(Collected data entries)
# # # # #

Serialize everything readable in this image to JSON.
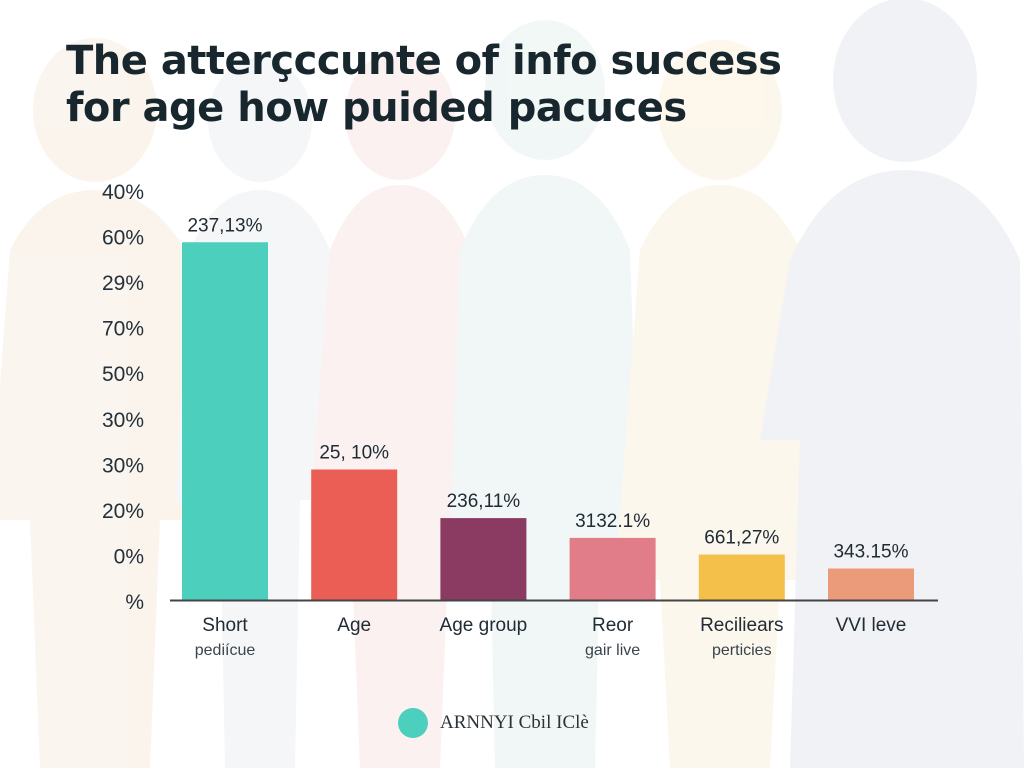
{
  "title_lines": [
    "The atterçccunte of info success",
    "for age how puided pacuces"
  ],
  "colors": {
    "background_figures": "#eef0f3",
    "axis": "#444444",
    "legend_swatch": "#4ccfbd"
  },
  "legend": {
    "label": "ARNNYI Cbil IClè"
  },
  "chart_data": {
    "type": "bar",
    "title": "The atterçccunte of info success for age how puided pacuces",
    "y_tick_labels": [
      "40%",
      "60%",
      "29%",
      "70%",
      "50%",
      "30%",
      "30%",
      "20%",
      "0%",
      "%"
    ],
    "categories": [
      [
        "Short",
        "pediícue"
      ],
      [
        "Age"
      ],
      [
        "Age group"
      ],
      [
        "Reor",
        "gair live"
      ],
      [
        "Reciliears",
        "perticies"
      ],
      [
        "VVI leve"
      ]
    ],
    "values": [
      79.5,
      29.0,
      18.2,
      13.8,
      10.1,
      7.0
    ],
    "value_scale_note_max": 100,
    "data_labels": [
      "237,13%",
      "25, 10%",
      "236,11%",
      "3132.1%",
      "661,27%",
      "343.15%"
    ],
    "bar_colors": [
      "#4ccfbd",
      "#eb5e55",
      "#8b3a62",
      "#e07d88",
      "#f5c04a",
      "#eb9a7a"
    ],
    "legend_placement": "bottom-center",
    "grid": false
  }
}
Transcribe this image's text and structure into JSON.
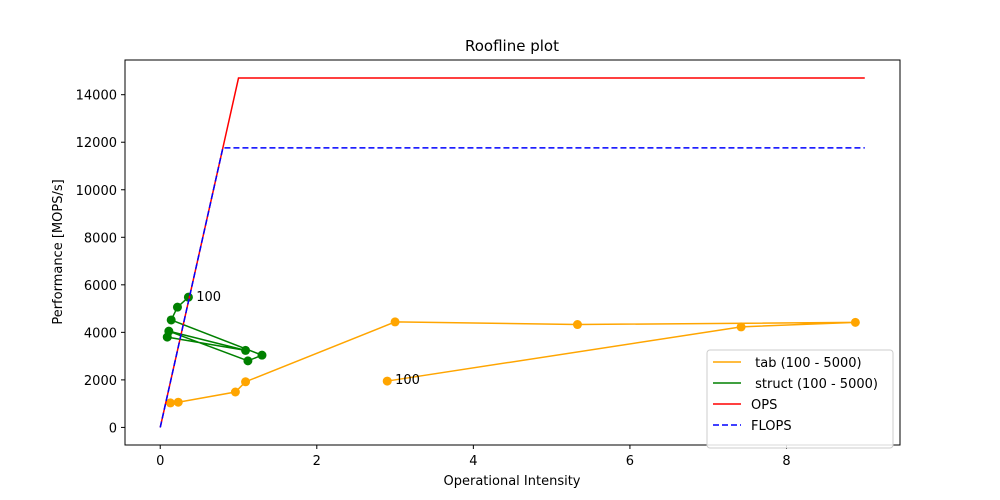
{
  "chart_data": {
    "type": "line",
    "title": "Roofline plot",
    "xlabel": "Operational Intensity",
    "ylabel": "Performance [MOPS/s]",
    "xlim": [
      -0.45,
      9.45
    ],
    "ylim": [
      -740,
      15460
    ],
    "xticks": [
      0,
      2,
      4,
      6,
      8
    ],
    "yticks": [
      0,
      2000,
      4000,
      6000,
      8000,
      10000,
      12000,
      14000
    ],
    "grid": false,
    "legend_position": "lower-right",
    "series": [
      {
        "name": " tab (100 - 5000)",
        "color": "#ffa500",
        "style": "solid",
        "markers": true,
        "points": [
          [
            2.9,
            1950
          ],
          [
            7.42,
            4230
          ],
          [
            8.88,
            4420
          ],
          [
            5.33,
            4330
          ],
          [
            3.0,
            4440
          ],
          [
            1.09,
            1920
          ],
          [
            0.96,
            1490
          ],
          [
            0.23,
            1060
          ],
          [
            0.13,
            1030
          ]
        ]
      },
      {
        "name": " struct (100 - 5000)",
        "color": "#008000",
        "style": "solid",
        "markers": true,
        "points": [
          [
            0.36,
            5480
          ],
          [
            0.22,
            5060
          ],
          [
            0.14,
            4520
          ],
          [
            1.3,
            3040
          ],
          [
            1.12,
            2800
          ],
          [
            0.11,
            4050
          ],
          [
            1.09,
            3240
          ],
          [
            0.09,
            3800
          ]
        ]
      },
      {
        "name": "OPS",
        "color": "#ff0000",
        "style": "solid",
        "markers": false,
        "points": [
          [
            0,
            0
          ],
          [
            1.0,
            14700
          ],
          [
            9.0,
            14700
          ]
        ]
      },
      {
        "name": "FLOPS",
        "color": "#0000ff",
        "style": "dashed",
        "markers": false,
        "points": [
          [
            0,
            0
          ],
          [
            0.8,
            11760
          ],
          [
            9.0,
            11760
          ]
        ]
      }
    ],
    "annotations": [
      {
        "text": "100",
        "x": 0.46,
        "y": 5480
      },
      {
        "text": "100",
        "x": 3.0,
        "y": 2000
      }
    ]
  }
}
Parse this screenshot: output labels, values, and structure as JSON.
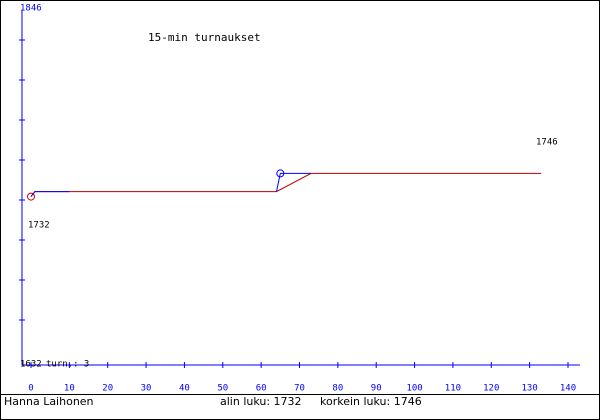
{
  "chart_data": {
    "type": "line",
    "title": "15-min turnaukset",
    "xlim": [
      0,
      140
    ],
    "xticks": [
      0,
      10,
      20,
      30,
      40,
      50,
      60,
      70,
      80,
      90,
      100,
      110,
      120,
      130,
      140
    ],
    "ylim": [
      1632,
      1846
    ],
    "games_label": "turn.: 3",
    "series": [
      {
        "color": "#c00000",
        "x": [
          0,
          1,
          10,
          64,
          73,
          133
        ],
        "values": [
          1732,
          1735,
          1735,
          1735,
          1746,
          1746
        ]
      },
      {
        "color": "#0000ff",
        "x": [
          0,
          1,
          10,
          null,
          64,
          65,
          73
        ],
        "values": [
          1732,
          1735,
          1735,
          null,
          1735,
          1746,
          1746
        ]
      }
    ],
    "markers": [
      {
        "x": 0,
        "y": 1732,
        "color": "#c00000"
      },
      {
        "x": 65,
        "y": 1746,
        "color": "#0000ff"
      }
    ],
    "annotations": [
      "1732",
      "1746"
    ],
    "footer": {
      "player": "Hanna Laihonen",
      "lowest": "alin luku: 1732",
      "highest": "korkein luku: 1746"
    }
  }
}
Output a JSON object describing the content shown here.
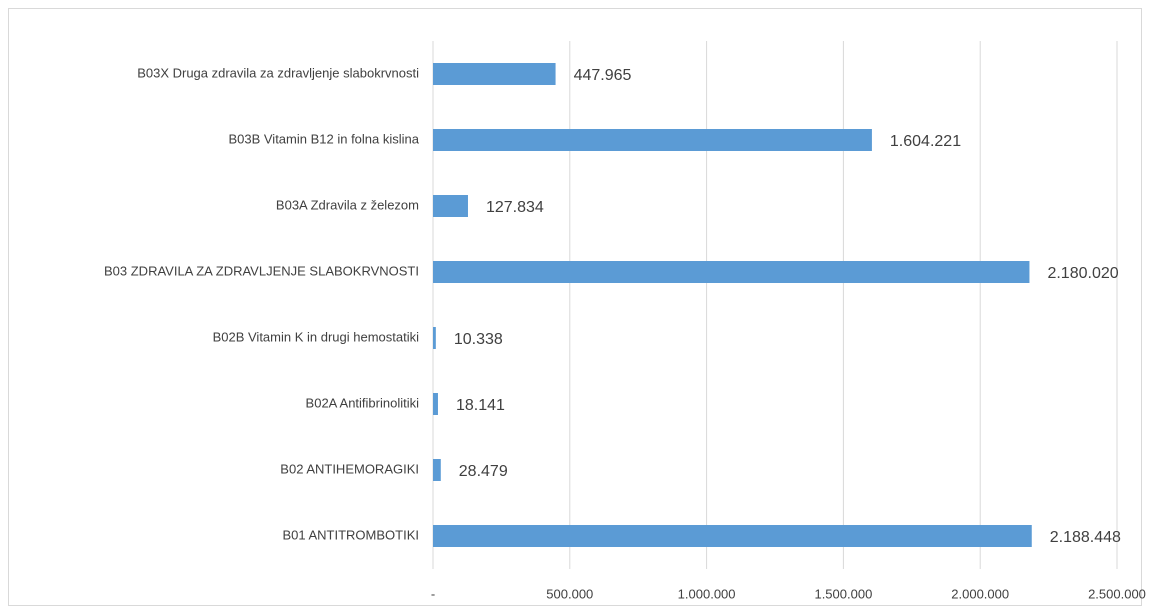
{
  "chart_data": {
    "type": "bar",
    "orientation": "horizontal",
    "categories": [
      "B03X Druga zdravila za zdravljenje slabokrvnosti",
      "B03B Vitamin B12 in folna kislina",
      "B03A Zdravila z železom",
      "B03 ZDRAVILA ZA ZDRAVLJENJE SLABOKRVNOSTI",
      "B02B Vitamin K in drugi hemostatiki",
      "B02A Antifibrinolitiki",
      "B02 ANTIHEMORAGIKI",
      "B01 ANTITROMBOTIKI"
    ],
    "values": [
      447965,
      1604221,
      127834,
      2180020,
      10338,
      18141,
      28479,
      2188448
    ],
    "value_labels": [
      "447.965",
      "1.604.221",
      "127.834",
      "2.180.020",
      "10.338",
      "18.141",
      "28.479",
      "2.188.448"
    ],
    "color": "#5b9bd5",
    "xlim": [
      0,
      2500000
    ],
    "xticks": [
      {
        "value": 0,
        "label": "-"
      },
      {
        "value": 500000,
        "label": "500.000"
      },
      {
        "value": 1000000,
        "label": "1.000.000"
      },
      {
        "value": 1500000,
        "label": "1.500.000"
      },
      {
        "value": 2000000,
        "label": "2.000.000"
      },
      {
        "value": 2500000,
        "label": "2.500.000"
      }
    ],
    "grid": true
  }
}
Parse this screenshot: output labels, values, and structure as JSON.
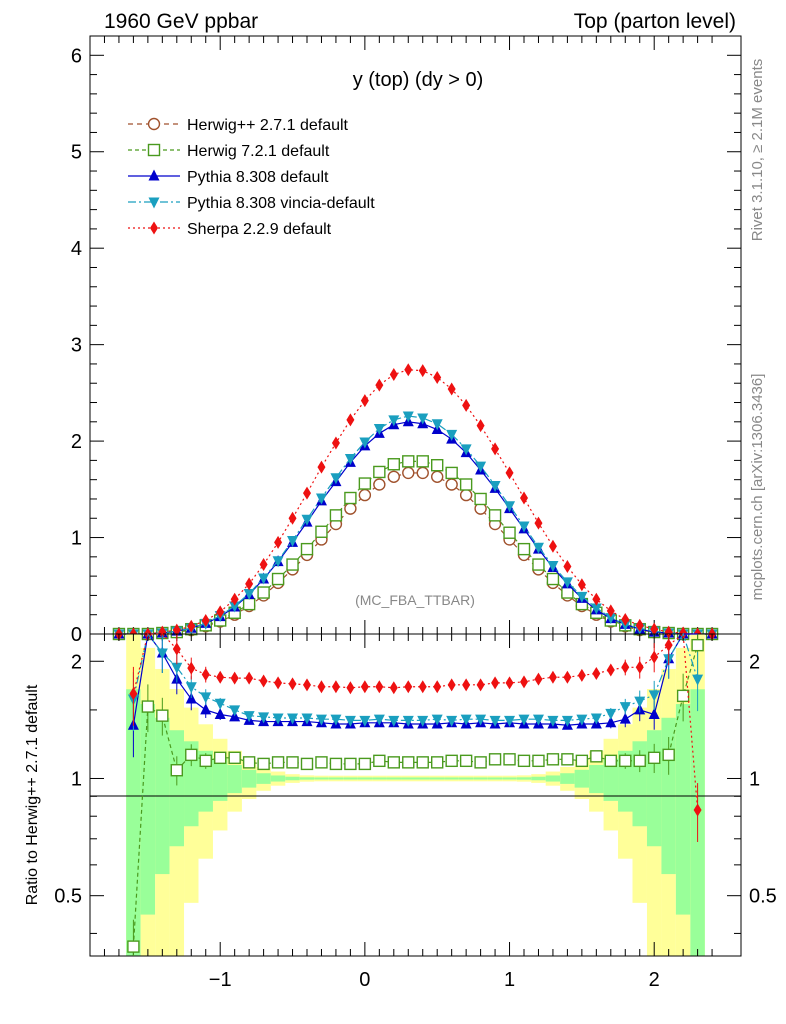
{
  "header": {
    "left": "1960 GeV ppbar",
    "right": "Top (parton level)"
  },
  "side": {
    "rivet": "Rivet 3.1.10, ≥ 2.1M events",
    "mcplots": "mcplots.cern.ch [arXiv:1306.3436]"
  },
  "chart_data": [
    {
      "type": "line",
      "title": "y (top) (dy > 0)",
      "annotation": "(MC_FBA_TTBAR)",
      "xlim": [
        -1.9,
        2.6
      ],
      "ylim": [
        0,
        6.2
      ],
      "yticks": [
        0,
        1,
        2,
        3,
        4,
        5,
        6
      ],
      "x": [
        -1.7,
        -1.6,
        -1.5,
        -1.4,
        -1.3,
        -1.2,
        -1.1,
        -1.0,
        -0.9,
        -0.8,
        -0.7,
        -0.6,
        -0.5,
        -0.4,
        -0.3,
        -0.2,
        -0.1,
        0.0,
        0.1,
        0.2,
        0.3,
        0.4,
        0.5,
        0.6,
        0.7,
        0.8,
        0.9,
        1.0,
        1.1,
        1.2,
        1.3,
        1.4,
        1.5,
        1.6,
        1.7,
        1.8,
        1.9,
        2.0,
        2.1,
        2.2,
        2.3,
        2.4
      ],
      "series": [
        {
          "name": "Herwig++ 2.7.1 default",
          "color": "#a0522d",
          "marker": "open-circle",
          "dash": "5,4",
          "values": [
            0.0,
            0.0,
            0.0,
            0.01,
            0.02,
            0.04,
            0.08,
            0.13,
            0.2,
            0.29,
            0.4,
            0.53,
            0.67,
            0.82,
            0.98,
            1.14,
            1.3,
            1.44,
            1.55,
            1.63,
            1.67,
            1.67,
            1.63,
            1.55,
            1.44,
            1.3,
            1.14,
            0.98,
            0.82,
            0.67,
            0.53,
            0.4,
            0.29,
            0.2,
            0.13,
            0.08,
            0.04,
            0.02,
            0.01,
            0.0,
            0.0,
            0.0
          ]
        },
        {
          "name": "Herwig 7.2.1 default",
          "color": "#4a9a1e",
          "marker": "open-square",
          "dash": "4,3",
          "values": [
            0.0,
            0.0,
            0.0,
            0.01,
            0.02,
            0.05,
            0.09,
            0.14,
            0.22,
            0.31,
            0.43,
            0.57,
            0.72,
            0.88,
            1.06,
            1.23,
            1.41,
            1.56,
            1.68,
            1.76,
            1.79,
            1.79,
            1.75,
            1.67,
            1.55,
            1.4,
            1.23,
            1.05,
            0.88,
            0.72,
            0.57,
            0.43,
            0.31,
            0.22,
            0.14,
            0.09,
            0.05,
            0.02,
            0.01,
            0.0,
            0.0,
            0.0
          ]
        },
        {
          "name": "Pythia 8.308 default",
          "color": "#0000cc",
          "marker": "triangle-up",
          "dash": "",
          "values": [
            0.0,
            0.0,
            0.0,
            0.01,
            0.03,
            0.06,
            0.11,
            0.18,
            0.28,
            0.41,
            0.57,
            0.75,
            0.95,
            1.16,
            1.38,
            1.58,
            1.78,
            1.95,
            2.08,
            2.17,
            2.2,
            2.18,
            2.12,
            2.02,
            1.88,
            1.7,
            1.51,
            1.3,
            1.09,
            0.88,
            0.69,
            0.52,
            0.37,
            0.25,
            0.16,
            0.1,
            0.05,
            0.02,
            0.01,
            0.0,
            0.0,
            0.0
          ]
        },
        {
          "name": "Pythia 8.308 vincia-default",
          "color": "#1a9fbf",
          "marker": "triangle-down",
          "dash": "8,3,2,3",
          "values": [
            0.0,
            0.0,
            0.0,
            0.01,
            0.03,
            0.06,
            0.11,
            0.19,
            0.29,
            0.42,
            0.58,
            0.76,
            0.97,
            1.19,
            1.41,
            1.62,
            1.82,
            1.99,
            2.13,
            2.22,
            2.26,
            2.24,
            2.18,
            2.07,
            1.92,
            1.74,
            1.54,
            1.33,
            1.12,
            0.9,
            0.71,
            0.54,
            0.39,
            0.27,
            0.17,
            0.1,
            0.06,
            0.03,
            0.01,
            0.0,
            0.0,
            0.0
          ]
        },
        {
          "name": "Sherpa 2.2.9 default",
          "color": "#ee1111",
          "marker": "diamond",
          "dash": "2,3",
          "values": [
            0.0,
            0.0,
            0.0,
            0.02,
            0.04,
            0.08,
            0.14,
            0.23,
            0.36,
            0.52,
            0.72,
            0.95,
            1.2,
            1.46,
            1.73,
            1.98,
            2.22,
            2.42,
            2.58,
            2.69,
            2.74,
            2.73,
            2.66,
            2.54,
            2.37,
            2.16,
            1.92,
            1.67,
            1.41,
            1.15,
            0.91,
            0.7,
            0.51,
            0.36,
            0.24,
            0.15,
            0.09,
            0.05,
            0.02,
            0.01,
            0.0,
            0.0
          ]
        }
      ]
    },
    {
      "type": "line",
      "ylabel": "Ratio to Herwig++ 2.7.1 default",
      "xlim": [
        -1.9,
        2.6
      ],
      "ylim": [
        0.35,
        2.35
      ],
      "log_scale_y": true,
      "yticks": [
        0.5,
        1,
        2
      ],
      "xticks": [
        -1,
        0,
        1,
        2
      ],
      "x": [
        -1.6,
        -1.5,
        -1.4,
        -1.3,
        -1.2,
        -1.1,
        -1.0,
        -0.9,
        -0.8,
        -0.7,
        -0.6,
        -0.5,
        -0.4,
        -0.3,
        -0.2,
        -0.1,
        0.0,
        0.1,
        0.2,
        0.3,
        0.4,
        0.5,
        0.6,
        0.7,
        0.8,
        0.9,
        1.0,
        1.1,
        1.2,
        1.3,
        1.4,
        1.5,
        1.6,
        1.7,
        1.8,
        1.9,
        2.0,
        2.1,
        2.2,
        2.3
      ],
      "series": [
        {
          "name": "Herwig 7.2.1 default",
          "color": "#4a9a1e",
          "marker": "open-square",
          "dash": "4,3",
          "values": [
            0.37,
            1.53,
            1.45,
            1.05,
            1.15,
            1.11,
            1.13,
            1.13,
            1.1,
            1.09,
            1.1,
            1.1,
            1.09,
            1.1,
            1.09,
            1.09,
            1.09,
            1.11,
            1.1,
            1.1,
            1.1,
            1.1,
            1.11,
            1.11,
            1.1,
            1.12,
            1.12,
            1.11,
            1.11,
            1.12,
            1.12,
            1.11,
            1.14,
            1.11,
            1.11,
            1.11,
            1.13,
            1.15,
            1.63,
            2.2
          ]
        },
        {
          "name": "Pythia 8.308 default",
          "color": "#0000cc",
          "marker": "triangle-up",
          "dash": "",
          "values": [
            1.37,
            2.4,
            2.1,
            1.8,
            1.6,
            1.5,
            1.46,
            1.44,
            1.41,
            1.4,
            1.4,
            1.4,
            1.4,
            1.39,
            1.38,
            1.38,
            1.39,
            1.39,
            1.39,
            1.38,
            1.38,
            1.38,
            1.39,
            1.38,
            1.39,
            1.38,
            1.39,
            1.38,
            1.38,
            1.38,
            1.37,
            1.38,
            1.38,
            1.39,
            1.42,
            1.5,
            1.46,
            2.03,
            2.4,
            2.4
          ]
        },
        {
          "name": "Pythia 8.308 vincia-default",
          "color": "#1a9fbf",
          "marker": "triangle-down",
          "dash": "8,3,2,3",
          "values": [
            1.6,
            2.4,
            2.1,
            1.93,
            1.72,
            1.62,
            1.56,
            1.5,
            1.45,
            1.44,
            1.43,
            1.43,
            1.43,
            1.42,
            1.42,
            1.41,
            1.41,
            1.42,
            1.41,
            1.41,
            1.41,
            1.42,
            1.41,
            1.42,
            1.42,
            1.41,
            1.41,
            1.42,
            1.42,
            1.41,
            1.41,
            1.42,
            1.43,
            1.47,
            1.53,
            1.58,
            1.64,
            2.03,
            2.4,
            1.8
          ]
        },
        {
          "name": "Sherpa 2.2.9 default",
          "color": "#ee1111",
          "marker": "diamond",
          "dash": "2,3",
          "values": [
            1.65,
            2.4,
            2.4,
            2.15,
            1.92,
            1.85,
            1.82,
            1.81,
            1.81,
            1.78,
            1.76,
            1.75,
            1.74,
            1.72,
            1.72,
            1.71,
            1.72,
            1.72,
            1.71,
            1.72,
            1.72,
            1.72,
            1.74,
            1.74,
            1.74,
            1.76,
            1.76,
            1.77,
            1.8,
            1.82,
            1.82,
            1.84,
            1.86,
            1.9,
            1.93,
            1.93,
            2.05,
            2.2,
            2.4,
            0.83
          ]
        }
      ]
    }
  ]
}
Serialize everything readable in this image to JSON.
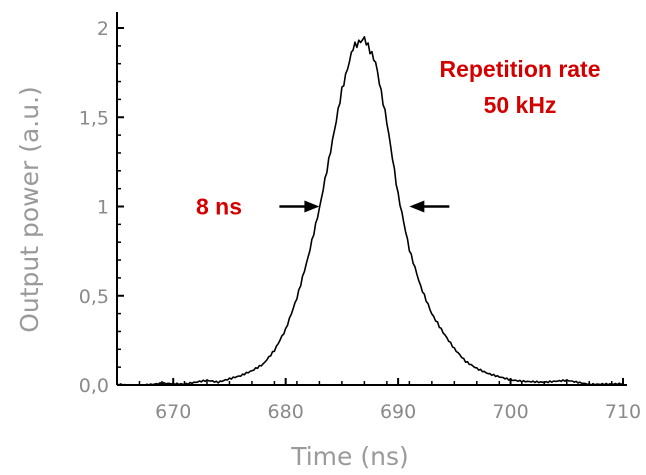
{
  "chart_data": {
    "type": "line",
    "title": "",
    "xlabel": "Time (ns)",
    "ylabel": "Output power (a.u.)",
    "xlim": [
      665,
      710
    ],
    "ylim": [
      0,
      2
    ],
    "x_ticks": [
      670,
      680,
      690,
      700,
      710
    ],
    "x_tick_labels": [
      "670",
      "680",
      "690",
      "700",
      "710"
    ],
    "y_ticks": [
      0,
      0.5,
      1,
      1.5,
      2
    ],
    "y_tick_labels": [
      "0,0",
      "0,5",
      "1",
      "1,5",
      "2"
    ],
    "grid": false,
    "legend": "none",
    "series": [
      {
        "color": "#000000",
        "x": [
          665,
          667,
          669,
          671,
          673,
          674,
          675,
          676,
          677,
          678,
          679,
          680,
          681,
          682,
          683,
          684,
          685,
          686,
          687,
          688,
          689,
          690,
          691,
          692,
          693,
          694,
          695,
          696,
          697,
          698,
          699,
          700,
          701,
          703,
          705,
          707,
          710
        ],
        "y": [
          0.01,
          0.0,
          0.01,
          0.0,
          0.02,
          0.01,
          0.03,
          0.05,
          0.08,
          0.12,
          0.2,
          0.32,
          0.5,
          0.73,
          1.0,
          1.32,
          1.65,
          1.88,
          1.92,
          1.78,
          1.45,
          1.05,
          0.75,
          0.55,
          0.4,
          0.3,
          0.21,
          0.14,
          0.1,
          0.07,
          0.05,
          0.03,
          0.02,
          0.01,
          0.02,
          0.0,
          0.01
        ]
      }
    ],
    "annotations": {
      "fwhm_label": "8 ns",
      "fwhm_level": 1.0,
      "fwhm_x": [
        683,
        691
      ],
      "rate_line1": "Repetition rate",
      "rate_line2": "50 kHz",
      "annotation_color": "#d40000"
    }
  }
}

# # # # #

[Given exercise]
Give the count of lines holding the word "Vitamin" and nothing more.

[Exercise result]
2